Records about charts and figures
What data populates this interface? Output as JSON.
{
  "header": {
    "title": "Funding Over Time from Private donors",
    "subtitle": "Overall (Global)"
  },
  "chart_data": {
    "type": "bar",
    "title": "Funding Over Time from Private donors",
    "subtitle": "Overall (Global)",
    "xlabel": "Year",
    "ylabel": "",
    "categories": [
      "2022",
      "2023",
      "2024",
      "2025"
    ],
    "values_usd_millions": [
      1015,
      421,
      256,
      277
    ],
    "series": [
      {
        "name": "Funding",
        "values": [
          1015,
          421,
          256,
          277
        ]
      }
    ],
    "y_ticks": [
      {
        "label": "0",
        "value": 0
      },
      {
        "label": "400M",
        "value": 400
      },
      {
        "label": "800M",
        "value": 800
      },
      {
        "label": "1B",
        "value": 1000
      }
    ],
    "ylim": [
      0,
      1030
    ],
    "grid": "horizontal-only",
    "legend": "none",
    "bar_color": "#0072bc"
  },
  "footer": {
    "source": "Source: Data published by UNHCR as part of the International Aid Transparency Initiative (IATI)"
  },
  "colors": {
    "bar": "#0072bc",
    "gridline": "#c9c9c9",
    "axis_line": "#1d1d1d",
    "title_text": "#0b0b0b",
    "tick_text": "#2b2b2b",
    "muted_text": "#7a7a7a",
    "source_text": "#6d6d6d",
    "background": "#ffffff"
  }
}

Problem to solve:
Reproduce the whole listing word for word.

Response to this task:
What data populates this interface? Output as JSON.
{
  "header": {
    "title": "Funding Over Time from Private donors",
    "subtitle": "Overall (Global)"
  },
  "chart_data": {
    "type": "bar",
    "title": "Funding Over Time from Private donors",
    "subtitle": "Overall (Global)",
    "xlabel": "Year",
    "ylabel": "",
    "categories": [
      "2022",
      "2023",
      "2024",
      "2025"
    ],
    "values_usd_millions": [
      1015,
      421,
      256,
      277
    ],
    "series": [
      {
        "name": "Funding",
        "values": [
          1015,
          421,
          256,
          277
        ]
      }
    ],
    "y_ticks": [
      {
        "label": "0",
        "value": 0
      },
      {
        "label": "400M",
        "value": 400
      },
      {
        "label": "800M",
        "value": 800
      },
      {
        "label": "1B",
        "value": 1000
      }
    ],
    "ylim": [
      0,
      1030
    ],
    "grid": "horizontal-only",
    "legend": "none",
    "bar_color": "#0072bc"
  },
  "footer": {
    "source": "Source: Data published by UNHCR as part of the International Aid Transparency Initiative (IATI)"
  },
  "colors": {
    "bar": "#0072bc",
    "gridline": "#c9c9c9",
    "axis_line": "#1d1d1d",
    "title_text": "#0b0b0b",
    "tick_text": "#2b2b2b",
    "muted_text": "#7a7a7a",
    "source_text": "#6d6d6d",
    "background": "#ffffff"
  }
}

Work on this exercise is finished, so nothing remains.